Exercise description
Images don't belong in the copy. Output the rest of the data exactly.
:: Entries shown
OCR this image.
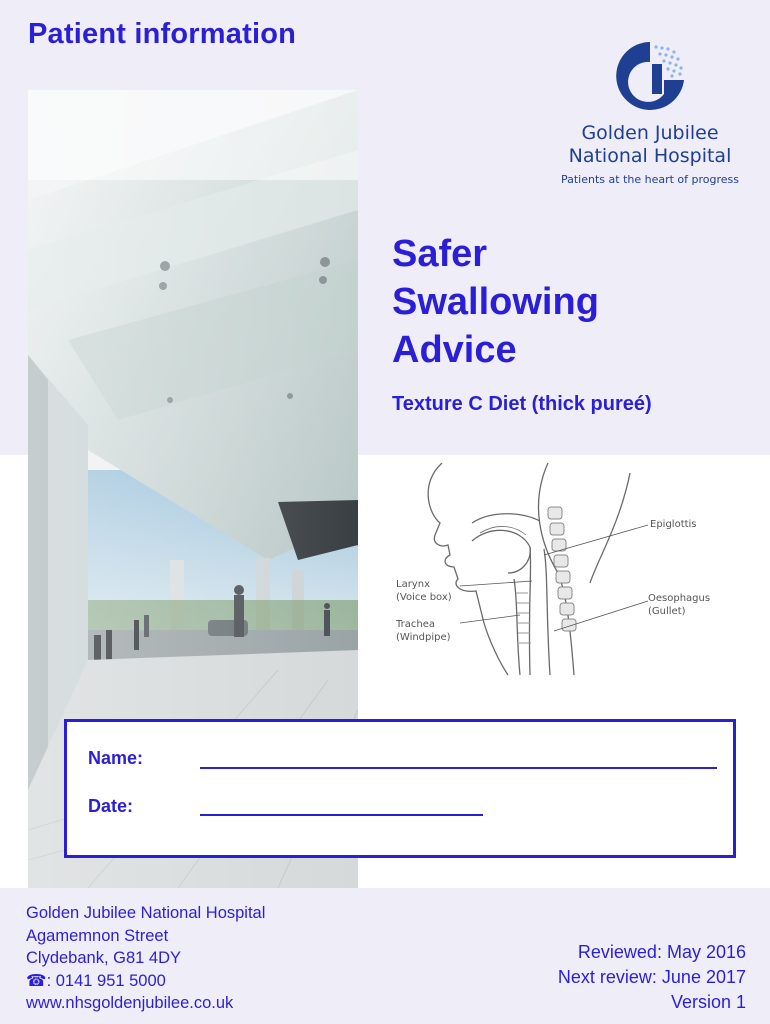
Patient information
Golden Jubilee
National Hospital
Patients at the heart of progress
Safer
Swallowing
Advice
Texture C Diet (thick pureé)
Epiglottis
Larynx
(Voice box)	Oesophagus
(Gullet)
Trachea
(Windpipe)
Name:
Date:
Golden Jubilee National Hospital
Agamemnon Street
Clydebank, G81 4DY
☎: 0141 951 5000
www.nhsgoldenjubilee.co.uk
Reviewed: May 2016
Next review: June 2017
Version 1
::::
Solution to this problem
OCR this image.
Patient information
Golden Jubilee
National Hospital
Patients at the heart of progress
Safer
Swallowing
Advice
Texture C Diet (thick pureé)
Epiglottis
Larynx
(Voice box)	Oesophagus
(Gullet)
Trachea
(Windpipe)
Name:
Date:
Golden Jubilee National Hospital
Agamemnon Street
Clydebank, G81 4DY
☎: 0141 951 5000
www.nhsgoldenjubilee.co.uk
Reviewed: May 2016
Next review: June 2017
Version 1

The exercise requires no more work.